• **What is expected**
From the records below, copy every line that contains the word "manga".

Data records:
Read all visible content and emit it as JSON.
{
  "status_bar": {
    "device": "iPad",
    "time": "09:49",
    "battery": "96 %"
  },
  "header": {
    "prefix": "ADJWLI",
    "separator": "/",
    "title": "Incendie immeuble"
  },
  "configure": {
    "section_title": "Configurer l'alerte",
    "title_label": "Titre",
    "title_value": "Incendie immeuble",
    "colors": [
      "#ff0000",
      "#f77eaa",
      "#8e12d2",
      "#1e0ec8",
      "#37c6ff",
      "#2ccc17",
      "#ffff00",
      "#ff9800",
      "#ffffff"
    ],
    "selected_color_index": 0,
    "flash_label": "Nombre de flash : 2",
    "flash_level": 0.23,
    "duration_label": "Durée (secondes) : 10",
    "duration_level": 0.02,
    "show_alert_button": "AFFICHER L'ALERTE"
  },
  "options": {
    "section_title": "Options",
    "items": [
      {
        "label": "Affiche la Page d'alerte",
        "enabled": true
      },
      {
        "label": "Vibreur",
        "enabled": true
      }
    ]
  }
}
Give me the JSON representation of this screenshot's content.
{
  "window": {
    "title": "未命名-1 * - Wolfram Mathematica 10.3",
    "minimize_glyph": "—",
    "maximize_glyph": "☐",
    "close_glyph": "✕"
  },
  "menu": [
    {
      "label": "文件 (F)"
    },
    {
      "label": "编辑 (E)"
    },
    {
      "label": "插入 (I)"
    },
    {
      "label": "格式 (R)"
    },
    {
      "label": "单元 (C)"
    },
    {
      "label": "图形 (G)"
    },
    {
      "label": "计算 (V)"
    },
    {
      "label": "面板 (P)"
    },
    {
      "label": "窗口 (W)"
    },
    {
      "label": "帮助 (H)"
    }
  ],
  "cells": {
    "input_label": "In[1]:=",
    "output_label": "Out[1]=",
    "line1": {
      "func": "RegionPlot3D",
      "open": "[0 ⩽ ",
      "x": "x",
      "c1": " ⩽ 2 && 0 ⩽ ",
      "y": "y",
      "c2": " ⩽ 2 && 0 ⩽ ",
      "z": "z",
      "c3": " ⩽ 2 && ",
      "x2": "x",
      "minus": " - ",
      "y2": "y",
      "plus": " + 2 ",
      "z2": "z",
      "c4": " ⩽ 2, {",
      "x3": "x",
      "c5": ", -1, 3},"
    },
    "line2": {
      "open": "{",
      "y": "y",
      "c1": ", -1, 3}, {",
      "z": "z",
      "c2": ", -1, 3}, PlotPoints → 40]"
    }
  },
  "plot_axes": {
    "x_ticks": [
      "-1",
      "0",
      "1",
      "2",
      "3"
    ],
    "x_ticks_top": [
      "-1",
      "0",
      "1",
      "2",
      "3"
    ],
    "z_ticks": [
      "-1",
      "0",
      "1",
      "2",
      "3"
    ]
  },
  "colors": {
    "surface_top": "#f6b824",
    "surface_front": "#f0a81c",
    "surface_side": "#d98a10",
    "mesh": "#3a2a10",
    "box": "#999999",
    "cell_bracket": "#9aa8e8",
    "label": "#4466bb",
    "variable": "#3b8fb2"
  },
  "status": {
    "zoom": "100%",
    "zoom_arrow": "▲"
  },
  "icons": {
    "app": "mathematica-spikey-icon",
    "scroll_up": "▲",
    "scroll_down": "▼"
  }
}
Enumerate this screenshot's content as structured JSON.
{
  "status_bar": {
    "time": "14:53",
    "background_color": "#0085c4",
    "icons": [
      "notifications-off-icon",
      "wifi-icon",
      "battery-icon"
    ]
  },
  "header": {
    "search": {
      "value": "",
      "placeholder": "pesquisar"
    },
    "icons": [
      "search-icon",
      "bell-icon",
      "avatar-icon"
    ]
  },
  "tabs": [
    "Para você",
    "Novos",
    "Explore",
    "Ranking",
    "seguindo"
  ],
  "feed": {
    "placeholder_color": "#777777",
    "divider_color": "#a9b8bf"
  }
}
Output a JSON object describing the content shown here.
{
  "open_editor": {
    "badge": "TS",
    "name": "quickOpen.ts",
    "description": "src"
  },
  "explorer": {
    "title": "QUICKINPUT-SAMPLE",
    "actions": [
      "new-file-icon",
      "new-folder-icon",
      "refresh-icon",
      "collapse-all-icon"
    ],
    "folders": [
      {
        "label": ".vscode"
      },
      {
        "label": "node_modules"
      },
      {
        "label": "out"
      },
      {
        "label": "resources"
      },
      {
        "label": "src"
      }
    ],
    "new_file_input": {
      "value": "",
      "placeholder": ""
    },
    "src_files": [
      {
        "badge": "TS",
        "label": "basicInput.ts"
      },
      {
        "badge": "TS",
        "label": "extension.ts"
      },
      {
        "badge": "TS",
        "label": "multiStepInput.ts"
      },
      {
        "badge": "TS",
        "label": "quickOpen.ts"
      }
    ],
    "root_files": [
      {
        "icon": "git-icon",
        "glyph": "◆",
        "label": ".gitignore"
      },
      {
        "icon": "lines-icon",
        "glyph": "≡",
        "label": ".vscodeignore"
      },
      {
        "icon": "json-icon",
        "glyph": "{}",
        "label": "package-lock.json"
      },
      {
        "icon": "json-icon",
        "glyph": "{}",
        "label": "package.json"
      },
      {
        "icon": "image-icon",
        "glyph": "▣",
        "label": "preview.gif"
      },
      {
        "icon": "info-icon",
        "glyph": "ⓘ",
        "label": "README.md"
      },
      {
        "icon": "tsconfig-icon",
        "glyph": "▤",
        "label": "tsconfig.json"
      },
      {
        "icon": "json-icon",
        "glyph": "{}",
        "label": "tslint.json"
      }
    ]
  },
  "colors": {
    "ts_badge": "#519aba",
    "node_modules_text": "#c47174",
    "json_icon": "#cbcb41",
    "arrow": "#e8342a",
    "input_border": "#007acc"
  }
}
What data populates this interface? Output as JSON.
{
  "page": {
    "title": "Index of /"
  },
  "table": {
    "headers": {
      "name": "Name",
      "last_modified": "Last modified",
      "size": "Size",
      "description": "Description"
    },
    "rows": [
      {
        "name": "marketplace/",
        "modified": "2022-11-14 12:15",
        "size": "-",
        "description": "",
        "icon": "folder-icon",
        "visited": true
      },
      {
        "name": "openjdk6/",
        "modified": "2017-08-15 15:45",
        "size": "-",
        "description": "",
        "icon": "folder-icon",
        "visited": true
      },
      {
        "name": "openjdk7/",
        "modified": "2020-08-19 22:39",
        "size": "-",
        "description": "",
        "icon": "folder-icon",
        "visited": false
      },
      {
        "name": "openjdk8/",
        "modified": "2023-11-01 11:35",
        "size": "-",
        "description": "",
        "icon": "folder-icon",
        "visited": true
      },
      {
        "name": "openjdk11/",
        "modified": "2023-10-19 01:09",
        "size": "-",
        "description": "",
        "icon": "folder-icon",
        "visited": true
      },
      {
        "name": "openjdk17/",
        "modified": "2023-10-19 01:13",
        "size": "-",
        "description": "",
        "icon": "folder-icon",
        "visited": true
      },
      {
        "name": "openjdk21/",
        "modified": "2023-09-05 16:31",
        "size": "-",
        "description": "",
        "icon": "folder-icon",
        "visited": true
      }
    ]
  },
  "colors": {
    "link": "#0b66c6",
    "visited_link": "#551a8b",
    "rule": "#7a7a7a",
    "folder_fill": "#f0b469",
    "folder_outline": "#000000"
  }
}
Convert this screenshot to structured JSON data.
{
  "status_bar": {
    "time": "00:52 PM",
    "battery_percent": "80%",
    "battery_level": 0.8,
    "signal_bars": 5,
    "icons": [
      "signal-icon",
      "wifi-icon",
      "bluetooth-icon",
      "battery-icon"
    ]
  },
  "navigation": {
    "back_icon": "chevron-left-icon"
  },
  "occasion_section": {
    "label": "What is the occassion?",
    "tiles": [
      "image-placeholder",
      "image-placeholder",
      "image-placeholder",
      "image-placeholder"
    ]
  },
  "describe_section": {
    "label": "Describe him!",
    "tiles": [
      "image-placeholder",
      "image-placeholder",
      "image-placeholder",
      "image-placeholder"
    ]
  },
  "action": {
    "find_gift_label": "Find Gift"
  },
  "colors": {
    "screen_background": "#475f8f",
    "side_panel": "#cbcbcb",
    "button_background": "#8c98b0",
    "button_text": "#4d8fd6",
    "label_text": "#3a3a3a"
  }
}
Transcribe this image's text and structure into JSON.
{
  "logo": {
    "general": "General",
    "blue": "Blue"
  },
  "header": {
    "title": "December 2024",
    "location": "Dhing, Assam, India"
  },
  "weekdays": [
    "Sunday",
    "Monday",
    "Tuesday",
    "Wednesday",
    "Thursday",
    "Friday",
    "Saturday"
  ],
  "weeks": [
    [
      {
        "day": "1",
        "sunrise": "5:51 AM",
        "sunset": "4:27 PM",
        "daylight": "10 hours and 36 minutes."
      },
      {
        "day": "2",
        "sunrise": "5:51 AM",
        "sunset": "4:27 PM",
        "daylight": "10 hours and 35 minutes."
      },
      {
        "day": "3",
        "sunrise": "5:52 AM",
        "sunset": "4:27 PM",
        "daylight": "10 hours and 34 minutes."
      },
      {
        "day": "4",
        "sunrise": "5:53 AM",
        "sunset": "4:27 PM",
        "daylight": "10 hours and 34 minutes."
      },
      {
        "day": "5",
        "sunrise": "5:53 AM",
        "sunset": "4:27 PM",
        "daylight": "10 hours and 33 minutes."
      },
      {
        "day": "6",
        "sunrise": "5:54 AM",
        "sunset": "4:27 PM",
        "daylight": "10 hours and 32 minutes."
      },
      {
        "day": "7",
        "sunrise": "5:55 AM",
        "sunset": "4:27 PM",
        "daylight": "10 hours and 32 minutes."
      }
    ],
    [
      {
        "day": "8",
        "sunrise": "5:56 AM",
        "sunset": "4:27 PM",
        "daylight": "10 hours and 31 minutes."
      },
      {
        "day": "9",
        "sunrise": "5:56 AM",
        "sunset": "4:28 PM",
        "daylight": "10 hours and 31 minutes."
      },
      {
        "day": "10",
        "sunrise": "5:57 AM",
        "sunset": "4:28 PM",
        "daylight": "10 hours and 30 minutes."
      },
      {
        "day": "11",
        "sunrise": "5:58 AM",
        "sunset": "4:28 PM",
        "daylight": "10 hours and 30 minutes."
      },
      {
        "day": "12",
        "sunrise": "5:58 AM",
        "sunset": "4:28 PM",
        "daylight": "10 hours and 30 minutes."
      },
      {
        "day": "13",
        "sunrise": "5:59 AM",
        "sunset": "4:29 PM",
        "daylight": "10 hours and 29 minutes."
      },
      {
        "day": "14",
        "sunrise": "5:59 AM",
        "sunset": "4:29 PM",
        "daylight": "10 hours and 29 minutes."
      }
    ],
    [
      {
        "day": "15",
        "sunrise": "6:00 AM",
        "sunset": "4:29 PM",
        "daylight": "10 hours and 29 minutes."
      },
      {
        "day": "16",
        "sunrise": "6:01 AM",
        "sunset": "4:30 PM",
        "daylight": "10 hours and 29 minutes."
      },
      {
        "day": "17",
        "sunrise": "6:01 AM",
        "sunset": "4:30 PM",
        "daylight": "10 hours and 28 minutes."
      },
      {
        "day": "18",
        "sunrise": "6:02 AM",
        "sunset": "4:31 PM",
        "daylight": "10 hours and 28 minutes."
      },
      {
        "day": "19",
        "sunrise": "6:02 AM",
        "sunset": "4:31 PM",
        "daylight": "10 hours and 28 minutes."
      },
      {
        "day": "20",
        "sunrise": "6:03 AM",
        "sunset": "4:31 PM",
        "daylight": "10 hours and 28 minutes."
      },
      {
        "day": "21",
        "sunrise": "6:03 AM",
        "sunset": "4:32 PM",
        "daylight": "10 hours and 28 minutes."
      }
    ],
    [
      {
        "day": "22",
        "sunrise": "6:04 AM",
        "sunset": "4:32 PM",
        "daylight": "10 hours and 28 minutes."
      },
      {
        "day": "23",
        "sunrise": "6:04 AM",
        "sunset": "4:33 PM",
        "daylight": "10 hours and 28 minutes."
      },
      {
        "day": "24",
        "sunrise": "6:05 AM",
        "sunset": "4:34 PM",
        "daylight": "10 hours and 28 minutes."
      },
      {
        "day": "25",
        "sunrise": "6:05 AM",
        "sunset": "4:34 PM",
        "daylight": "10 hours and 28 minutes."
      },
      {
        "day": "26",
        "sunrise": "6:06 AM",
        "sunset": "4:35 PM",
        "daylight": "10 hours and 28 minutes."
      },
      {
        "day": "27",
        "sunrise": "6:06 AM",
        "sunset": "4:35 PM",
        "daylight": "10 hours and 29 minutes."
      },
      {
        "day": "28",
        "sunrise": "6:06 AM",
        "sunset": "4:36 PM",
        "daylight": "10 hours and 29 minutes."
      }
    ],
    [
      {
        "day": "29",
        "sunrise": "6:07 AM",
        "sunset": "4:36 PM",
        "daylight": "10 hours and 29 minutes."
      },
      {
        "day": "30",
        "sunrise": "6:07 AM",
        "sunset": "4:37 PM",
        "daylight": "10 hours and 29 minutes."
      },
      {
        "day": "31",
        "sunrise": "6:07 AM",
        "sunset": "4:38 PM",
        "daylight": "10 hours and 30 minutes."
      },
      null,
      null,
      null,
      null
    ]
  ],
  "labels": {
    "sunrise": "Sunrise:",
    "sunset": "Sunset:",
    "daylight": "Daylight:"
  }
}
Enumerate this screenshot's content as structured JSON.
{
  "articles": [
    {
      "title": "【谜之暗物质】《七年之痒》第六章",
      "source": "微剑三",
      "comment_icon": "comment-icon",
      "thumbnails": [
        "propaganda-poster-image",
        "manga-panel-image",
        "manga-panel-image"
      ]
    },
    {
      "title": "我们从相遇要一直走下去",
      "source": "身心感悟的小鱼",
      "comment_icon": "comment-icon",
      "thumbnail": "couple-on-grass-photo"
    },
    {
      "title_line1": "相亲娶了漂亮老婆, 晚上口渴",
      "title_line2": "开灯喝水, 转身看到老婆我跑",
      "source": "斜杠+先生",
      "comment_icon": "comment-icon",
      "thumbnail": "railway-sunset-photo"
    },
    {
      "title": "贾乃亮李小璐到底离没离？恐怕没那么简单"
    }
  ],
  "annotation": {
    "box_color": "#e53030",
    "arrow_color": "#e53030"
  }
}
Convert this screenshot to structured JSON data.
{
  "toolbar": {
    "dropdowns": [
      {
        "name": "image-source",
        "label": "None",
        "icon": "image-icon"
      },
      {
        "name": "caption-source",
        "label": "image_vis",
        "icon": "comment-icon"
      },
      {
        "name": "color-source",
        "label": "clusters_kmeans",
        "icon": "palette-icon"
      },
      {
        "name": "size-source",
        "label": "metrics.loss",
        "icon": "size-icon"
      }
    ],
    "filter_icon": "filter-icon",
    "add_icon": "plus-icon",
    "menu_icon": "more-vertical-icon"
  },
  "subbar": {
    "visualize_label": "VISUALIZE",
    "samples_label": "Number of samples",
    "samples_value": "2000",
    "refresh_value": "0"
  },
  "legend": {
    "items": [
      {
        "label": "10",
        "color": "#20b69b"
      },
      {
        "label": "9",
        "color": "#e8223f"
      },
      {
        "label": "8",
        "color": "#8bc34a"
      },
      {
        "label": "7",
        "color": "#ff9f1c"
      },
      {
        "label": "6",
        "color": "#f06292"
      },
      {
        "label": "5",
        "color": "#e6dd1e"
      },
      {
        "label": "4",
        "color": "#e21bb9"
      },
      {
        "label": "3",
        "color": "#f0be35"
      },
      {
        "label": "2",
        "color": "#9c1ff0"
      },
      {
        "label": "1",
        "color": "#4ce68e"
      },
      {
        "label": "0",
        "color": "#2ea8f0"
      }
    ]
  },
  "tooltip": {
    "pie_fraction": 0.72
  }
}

• **Solution to the problem**
        "manga-panel-image",
        "manga-panel-image"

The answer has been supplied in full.